EXERCISE DESCRIPTION — In this exercise, return the whole listing exactly, excluding any images.

* * * * *

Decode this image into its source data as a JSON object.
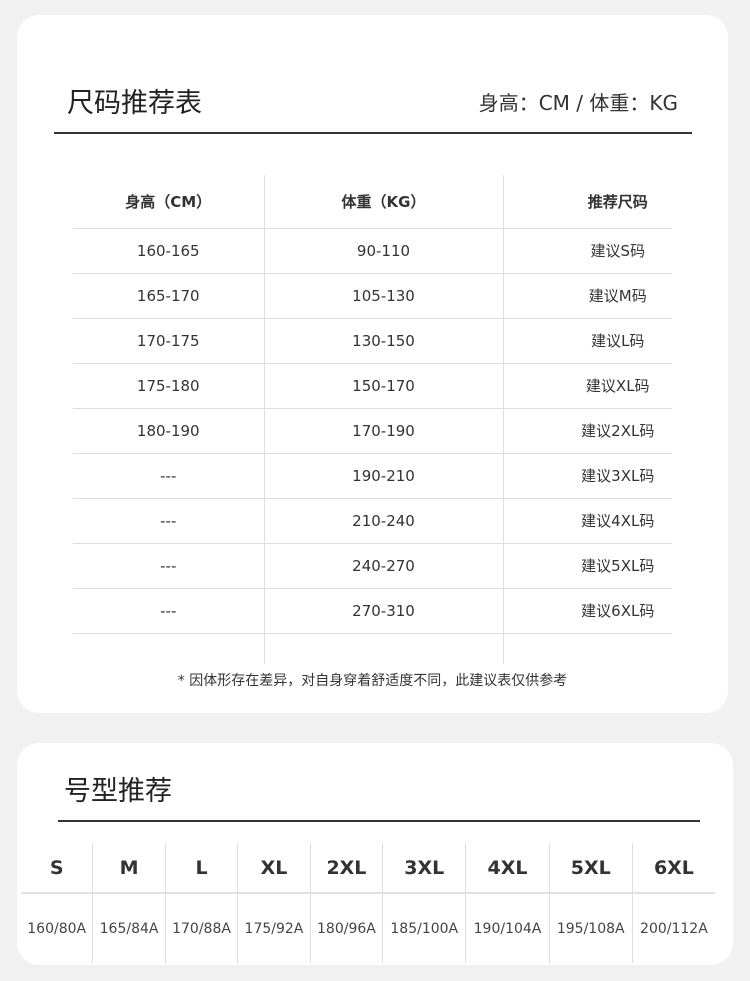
{
  "size_table": {
    "title": "尺码推荐表",
    "unit": "身高：CM / 体重：KG",
    "headers": [
      "身高（CM）",
      "体重（KG）",
      "推荐尺码"
    ],
    "rows": [
      [
        "160-165",
        "90-110",
        "建议S码"
      ],
      [
        "165-170",
        "105-130",
        "建议M码"
      ],
      [
        "170-175",
        "130-150",
        "建议L码"
      ],
      [
        "175-180",
        "150-170",
        "建议XL码"
      ],
      [
        "180-190",
        "170-190",
        "建议2XL码"
      ],
      [
        "---",
        "190-210",
        "建议3XL码"
      ],
      [
        "---",
        "210-240",
        "建议4XL码"
      ],
      [
        "---",
        "240-270",
        "建议5XL码"
      ],
      [
        "---",
        "270-310",
        "建议6XL码"
      ]
    ],
    "note": "* 因体形存在差异，对自身穿着舒适度不同，此建议表仅供参考"
  },
  "model_table": {
    "title": "号型推荐",
    "sizes": [
      "S",
      "M",
      "L",
      "XL",
      "2XL",
      "3XL",
      "4XL",
      "5XL",
      "6XL"
    ],
    "models": [
      "160/80A",
      "165/84A",
      "170/88A",
      "175/92A",
      "180/96A",
      "185/100A",
      "190/104A",
      "195/108A",
      "200/112A"
    ]
  }
}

* * * * *

EXERCISE SOLUTION —
Decode this image into its source data as a JSON object.
{
  "size_table": {
    "title": "尺码推荐表",
    "unit": "身高：CM / 体重：KG",
    "headers": [
      "身高（CM）",
      "体重（KG）",
      "推荐尺码"
    ],
    "rows": [
      [
        "160-165",
        "90-110",
        "建议S码"
      ],
      [
        "165-170",
        "105-130",
        "建议M码"
      ],
      [
        "170-175",
        "130-150",
        "建议L码"
      ],
      [
        "175-180",
        "150-170",
        "建议XL码"
      ],
      [
        "180-190",
        "170-190",
        "建议2XL码"
      ],
      [
        "---",
        "190-210",
        "建议3XL码"
      ],
      [
        "---",
        "210-240",
        "建议4XL码"
      ],
      [
        "---",
        "240-270",
        "建议5XL码"
      ],
      [
        "---",
        "270-310",
        "建议6XL码"
      ]
    ],
    "note": "* 因体形存在差异，对自身穿着舒适度不同，此建议表仅供参考"
  },
  "model_table": {
    "title": "号型推荐",
    "sizes": [
      "S",
      "M",
      "L",
      "XL",
      "2XL",
      "3XL",
      "4XL",
      "5XL",
      "6XL"
    ],
    "models": [
      "160/80A",
      "165/84A",
      "170/88A",
      "175/92A",
      "180/96A",
      "185/100A",
      "190/104A",
      "195/108A",
      "200/112A"
    ]
  }
}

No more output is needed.